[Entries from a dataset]

"""

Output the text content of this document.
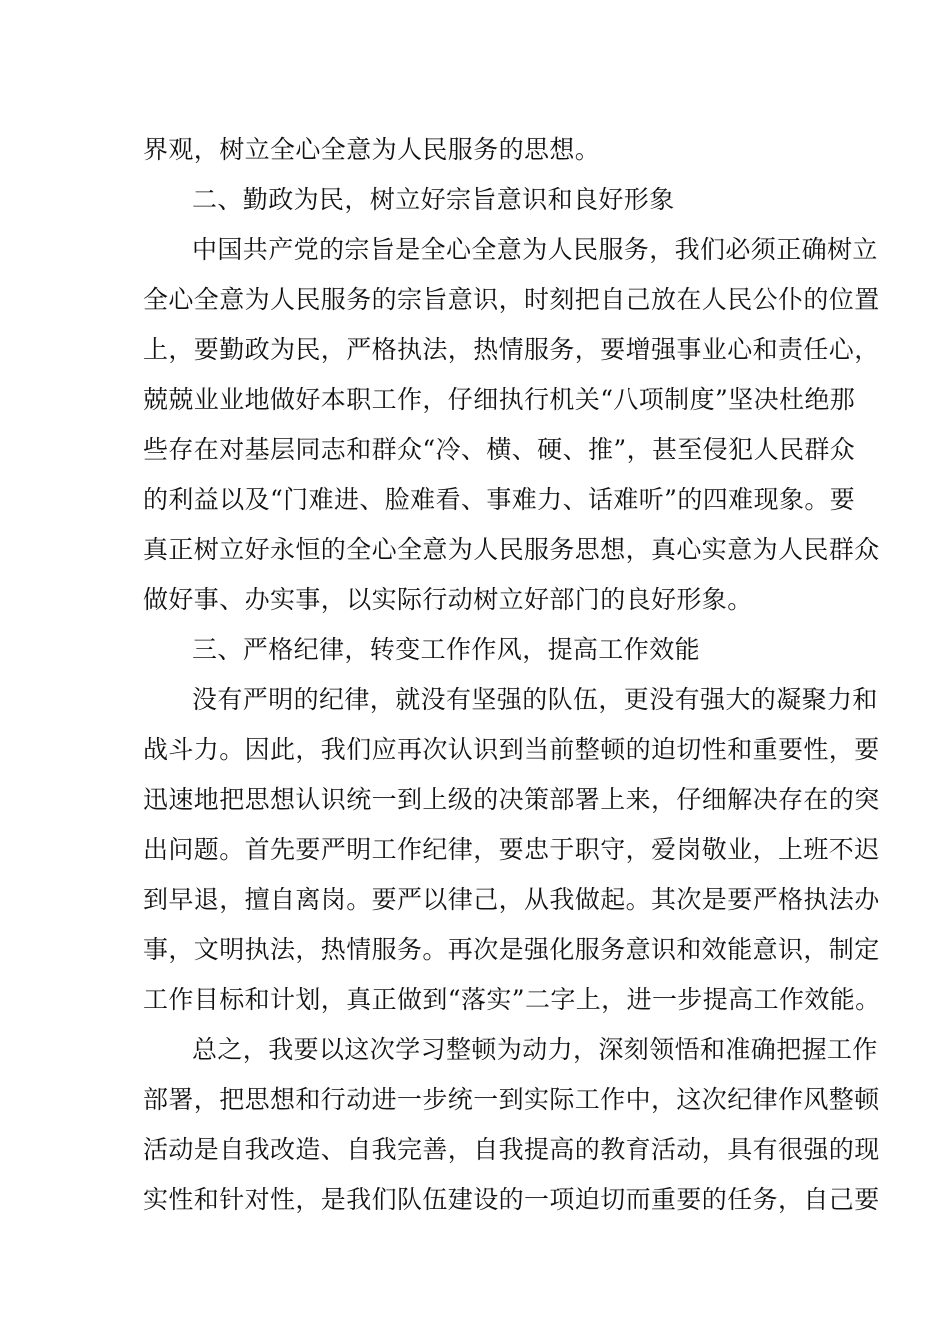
界观，树立全心全意为人民服务的思想。

二、勤政为民，树立好宗旨意识和良好形象

中国共产党的宗旨是全心全意为人民服务，我们必须正确树立

全心全意为人民服务的宗旨意识，时刻把自己放在人民公仆的位置

上，要勤政为民，严格执法，热情服务，要增强事业心和责任心，

兢兢业业地做好本职工作，仔细执行机关“八项制度”坚决杜绝那

些存在对基层同志和群众“冷、横、硬、推”，甚至侵犯人民群众

的利益以及“门难进、脸难看、事难力、话难听”的四难现象。要

真正树立好永恒的全心全意为人民服务思想，真心实意为人民群众

做好事、办实事，以实际行动树立好部门的良好形象。

三、严格纪律，转变工作作风，提高工作效能

没有严明的纪律，就没有坚强的队伍，更没有强大的凝聚力和

战斗力。因此，我们应再次认识到当前整顿的迫切性和重要性，要

迅速地把思想认识统一到上级的决策部署上来，仔细解决存在的突

出问题。首先要严明工作纪律，要忠于职守，爱岗敬业，上班不迟

到早退，擅自离岗。要严以律己，从我做起。其次是要严格执法办

事，文明执法，热情服务。再次是强化服务意识和效能意识，制定

工作目标和计划，真正做到“落实”二字上，进一步提高工作效能。

总之，我要以这次学习整顿为动力，深刻领悟和准确把握工作

部署，把思想和行动进一步统一到实际工作中，这次纪律作风整顿

活动是自我改造、自我完善，自我提高的教育活动，具有很强的现

实性和针对性，是我们队伍建设的一项迫切而重要的任务，自己要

"""

GOAL: The pictures should not be reproduced; quote all of the other material exactly.

THE RESULT:
Output the text content of this document.
界观，树立全心全意为人民服务的思想。

二、勤政为民，树立好宗旨意识和良好形象

中国共产党的宗旨是全心全意为人民服务，我们必须正确树立

全心全意为人民服务的宗旨意识，时刻把自己放在人民公仆的位置

上，要勤政为民，严格执法，热情服务，要增强事业心和责任心，

兢兢业业地做好本职工作，仔细执行机关“八项制度”坚决杜绝那

些存在对基层同志和群众“冷、横、硬、推”，甚至侵犯人民群众

的利益以及“门难进、脸难看、事难力、话难听”的四难现象。要

真正树立好永恒的全心全意为人民服务思想，真心实意为人民群众

做好事、办实事，以实际行动树立好部门的良好形象。

三、严格纪律，转变工作作风，提高工作效能

没有严明的纪律，就没有坚强的队伍，更没有强大的凝聚力和

战斗力。因此，我们应再次认识到当前整顿的迫切性和重要性，要

迅速地把思想认识统一到上级的决策部署上来，仔细解决存在的突

出问题。首先要严明工作纪律，要忠于职守，爱岗敬业，上班不迟

到早退，擅自离岗。要严以律己，从我做起。其次是要严格执法办

事，文明执法，热情服务。再次是强化服务意识和效能意识，制定

工作目标和计划，真正做到“落实”二字上，进一步提高工作效能。

总之，我要以这次学习整顿为动力，深刻领悟和准确把握工作

部署，把思想和行动进一步统一到实际工作中，这次纪律作风整顿

活动是自我改造、自我完善，自我提高的教育活动，具有很强的现

实性和针对性，是我们队伍建设的一项迫切而重要的任务，自己要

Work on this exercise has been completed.